WHAT TO WORK ON
Leave out every picture, then transcribe the rest of the listing exactly.

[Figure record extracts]
>>>
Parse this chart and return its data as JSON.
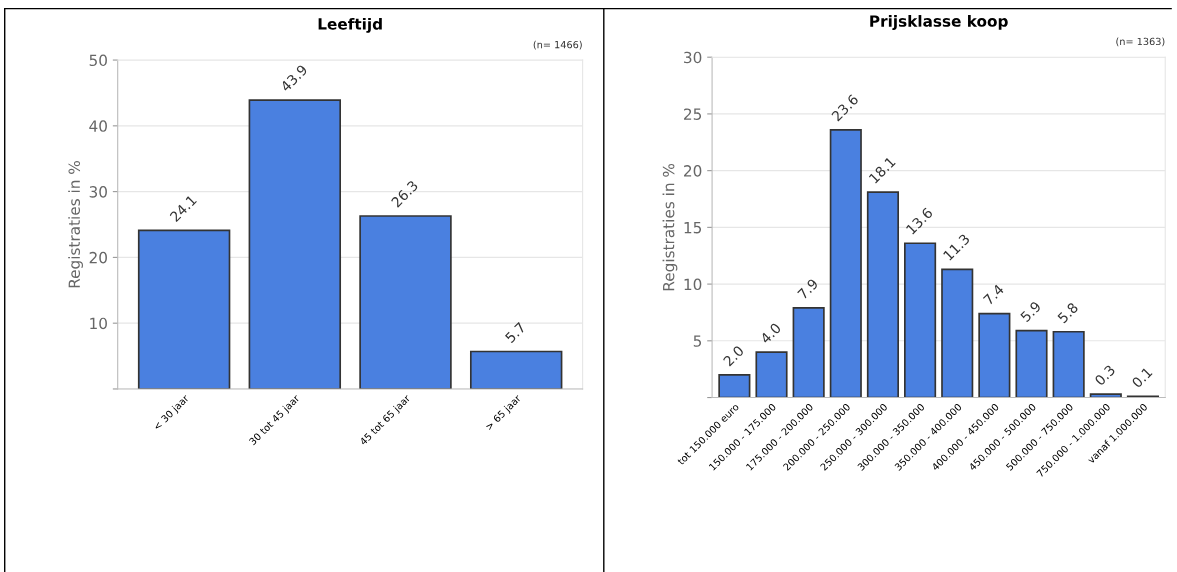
{
  "chart_data": [
    {
      "type": "bar",
      "title": "Leeftijd",
      "ylabel": "Registraties in %",
      "annotations": [
        "(n= 1466)"
      ],
      "categories": [
        "< 30 jaar",
        "30 tot 45 jaar",
        "45 tot 65 jaar",
        "> 65 jaar"
      ],
      "values": [
        24.1,
        43.9,
        26.3,
        5.7
      ],
      "value_labels": [
        "24.1",
        "43.9",
        "26.3",
        "5.7"
      ],
      "color": "#4a80e0",
      "grid": "y",
      "ylim": [
        0,
        50
      ],
      "yticks": [
        {
          "value": 0,
          "label": null
        },
        10,
        20,
        30,
        40,
        50
      ]
    },
    {
      "type": "bar",
      "title": "Prijsklasse koop",
      "ylabel": "Registraties in %",
      "annotations": [
        "(n= 1363)"
      ],
      "categories": [
        "tot 150.000 euro",
        "150.000 - 175.000",
        "175.000 - 200.000",
        "200.000 - 250.000",
        "250.000 - 300.000",
        "300.000 - 350.000",
        "350.000 - 400.000",
        "400.000 - 450.000",
        "450.000 - 500.000",
        "500.000 - 750.000",
        "750.000 - 1.000.000",
        "vanaf 1.000.000"
      ],
      "values": [
        2,
        4,
        7.9,
        23.6,
        18.1,
        13.6,
        11.3,
        7.4,
        5.9,
        5.8,
        0.3,
        0.1
      ],
      "value_labels": [
        "2.0",
        "4.0",
        "7.9",
        "23.6",
        "18.1",
        "13.6",
        "11.3",
        "7.4",
        "5.9",
        "5.8",
        "0.3",
        "0.1"
      ],
      "color": "#4a80e0",
      "grid": "y",
      "ylim": [
        0,
        30
      ],
      "yticks": [
        {
          "value": 0,
          "label": null
        },
        5,
        10,
        15,
        20,
        25,
        30
      ]
    }
  ]
}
<<<
SOLUTION FOR THIS TASK
Parse this chart and return its data as JSON.
{
  "chart_data": [
    {
      "type": "bar",
      "title": "Leeftijd",
      "ylabel": "Registraties in %",
      "annotations": [
        "(n= 1466)"
      ],
      "categories": [
        "< 30 jaar",
        "30 tot 45 jaar",
        "45 tot 65 jaar",
        "> 65 jaar"
      ],
      "values": [
        24.1,
        43.9,
        26.3,
        5.7
      ],
      "value_labels": [
        "24.1",
        "43.9",
        "26.3",
        "5.7"
      ],
      "color": "#4a80e0",
      "grid": "y",
      "ylim": [
        0,
        50
      ],
      "yticks": [
        {
          "value": 0,
          "label": null
        },
        10,
        20,
        30,
        40,
        50
      ]
    },
    {
      "type": "bar",
      "title": "Prijsklasse koop",
      "ylabel": "Registraties in %",
      "annotations": [
        "(n= 1363)"
      ],
      "categories": [
        "tot 150.000 euro",
        "150.000 - 175.000",
        "175.000 - 200.000",
        "200.000 - 250.000",
        "250.000 - 300.000",
        "300.000 - 350.000",
        "350.000 - 400.000",
        "400.000 - 450.000",
        "450.000 - 500.000",
        "500.000 - 750.000",
        "750.000 - 1.000.000",
        "vanaf 1.000.000"
      ],
      "values": [
        2,
        4,
        7.9,
        23.6,
        18.1,
        13.6,
        11.3,
        7.4,
        5.9,
        5.8,
        0.3,
        0.1
      ],
      "value_labels": [
        "2.0",
        "4.0",
        "7.9",
        "23.6",
        "18.1",
        "13.6",
        "11.3",
        "7.4",
        "5.9",
        "5.8",
        "0.3",
        "0.1"
      ],
      "color": "#4a80e0",
      "grid": "y",
      "ylim": [
        0,
        30
      ],
      "yticks": [
        {
          "value": 0,
          "label": null
        },
        5,
        10,
        15,
        20,
        25,
        30
      ]
    }
  ]
}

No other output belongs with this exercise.